**INFORMATION SUPPLIED**
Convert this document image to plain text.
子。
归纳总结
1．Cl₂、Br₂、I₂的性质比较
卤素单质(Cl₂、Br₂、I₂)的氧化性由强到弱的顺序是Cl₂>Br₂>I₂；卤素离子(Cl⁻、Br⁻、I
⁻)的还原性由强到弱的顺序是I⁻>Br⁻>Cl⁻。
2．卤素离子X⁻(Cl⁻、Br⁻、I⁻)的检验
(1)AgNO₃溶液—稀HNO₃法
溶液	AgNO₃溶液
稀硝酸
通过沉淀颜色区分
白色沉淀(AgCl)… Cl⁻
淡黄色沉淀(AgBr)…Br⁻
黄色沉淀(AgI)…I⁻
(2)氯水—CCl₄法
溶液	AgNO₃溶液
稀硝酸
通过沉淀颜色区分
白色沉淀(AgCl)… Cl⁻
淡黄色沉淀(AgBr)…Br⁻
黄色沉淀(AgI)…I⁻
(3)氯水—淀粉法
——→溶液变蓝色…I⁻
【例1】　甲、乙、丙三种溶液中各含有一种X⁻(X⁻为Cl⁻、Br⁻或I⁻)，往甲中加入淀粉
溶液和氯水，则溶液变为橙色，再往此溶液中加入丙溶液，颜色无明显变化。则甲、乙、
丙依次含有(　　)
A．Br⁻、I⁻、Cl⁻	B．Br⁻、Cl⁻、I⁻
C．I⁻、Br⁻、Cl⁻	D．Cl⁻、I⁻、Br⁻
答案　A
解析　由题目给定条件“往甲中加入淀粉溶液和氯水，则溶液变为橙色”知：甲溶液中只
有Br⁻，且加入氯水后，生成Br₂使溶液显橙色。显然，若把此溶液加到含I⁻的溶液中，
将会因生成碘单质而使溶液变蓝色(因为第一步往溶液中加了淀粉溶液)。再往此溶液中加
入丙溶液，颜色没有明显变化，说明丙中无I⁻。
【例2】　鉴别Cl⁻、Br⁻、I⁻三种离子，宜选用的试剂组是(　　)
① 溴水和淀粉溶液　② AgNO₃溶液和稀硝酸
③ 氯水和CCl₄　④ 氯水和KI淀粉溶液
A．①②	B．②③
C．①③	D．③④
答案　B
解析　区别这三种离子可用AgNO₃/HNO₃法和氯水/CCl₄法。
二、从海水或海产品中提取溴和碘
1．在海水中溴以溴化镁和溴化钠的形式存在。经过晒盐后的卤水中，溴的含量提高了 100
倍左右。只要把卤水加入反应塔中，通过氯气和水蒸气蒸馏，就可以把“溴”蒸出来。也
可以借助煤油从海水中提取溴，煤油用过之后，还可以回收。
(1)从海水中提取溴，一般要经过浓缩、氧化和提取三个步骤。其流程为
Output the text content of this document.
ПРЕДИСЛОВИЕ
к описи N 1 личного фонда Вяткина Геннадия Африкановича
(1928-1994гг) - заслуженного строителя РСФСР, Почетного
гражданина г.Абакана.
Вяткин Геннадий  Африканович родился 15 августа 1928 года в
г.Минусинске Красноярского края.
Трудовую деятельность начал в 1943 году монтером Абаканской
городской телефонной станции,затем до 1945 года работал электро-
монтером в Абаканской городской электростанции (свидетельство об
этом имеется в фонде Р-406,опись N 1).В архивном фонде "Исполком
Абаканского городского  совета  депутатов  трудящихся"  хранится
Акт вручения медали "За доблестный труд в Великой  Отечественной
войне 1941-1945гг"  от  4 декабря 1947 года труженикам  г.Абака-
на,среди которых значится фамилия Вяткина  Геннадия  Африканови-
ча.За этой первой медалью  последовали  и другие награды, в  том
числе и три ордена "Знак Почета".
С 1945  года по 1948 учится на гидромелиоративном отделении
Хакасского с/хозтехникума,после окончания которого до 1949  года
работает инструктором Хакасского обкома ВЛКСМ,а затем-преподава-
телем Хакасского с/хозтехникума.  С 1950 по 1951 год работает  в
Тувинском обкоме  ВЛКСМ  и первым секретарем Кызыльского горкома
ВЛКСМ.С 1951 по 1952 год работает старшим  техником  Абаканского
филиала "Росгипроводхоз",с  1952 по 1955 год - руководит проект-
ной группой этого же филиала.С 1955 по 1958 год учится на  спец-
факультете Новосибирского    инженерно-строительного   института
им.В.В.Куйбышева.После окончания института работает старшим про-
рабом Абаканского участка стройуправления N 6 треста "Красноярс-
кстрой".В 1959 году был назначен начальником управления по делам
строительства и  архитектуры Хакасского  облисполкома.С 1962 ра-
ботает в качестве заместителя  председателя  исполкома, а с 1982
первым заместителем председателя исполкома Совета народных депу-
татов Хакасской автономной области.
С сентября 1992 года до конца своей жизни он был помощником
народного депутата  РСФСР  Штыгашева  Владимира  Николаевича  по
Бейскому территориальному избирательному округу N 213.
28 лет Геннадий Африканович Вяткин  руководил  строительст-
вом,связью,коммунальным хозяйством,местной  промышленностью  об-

**AIM**
Tally the lines of the records holding the word "затем", then give only the resulting number.

**EXERCISE ANSWER**
2